**TASK DIRECTIONS:**
Report all lines holding "Search".

********

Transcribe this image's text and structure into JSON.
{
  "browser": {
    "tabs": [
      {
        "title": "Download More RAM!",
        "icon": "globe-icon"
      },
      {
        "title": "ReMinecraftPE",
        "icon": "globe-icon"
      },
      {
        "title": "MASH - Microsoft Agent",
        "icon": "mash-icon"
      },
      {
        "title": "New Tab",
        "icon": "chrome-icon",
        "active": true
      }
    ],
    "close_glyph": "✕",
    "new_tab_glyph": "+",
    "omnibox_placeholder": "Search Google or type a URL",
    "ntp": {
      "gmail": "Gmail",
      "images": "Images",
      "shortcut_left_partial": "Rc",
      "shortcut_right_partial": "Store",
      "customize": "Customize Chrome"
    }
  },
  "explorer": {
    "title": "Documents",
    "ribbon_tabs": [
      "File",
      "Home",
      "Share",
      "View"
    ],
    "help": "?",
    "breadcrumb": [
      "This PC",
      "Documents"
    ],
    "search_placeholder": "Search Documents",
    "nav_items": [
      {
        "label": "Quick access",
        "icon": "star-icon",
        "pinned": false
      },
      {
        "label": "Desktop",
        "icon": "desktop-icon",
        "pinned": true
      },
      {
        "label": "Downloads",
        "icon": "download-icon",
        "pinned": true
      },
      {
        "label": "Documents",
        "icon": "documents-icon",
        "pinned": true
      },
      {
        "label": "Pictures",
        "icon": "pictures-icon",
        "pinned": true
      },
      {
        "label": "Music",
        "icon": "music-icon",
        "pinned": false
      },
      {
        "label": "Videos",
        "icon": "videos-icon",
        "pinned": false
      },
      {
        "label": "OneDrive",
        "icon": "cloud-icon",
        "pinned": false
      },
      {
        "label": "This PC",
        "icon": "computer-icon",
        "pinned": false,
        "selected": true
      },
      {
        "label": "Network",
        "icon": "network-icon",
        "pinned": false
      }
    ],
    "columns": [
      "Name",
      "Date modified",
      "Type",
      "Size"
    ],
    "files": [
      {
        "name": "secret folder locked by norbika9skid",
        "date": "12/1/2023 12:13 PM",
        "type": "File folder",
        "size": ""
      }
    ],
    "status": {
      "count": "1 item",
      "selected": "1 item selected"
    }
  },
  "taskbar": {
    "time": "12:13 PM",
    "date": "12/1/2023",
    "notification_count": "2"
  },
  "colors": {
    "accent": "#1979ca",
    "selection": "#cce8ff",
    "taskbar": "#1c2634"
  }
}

********

**RESPONSE TO THE EXERCISE:**
    "omnibox_placeholder": "Search Google or type a URL",
    "search_placeholder": "Search Documents",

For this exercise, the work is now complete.